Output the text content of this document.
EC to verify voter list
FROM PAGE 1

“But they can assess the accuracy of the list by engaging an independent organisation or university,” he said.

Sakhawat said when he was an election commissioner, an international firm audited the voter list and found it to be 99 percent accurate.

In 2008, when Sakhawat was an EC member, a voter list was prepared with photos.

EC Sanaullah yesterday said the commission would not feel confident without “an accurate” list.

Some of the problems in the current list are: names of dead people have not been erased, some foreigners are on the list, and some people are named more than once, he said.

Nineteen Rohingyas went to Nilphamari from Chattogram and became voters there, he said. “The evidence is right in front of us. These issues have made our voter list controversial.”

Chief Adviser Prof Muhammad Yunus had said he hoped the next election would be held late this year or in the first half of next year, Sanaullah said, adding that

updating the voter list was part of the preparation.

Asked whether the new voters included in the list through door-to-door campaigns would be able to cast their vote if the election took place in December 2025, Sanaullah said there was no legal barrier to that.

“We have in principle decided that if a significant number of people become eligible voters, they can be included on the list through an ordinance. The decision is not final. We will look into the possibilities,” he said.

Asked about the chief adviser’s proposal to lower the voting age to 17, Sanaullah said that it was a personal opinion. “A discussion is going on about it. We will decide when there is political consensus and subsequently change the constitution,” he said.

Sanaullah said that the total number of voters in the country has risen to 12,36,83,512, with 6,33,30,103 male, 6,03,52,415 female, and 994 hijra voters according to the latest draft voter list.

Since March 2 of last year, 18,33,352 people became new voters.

◆ ◆ ◆ ◆

AIM
Exactly as written, please output every entry.

OUTPUT
Output the text content of this document.
EC to verify voter list
FROM PAGE 1

“But they can assess the accuracy of the list by engaging an independent organisation or university,” he said.

Sakhawat said when he was an election commissioner, an international firm audited the voter list and found it to be 99 percent accurate.

In 2008, when Sakhawat was an EC member, a voter list was prepared with photos.

EC Sanaullah yesterday said the commission would not feel confident without “an accurate” list.

Some of the problems in the current list are: names of dead people have not been erased, some foreigners are on the list, and some people are named more than once, he said.

Nineteen Rohingyas went to Nilphamari from Chattogram and became voters there, he said. “The evidence is right in front of us. These issues have made our voter list controversial.”

Chief Adviser Prof Muhammad Yunus had said he hoped the next election would be held late this year or in the first half of next year, Sanaullah said, adding that

updating the voter list was part of the preparation.

Asked whether the new voters included in the list through door-to-door campaigns would be able to cast their vote if the election took place in December 2025, Sanaullah said there was no legal barrier to that.

“We have in principle decided that if a significant number of people become eligible voters, they can be included on the list through an ordinance. The decision is not final. We will look into the possibilities,” he said.

Asked about the chief adviser’s proposal to lower the voting age to 17, Sanaullah said that it was a personal opinion. “A discussion is going on about it. We will decide when there is political consensus and subsequently change the constitution,” he said.

Sanaullah said that the total number of voters in the country has risen to 12,36,83,512, with 6,33,30,103 male, 6,03,52,415 female, and 994 hijra voters according to the latest draft voter list.

Since March 2 of last year, 18,33,352 people became new voters.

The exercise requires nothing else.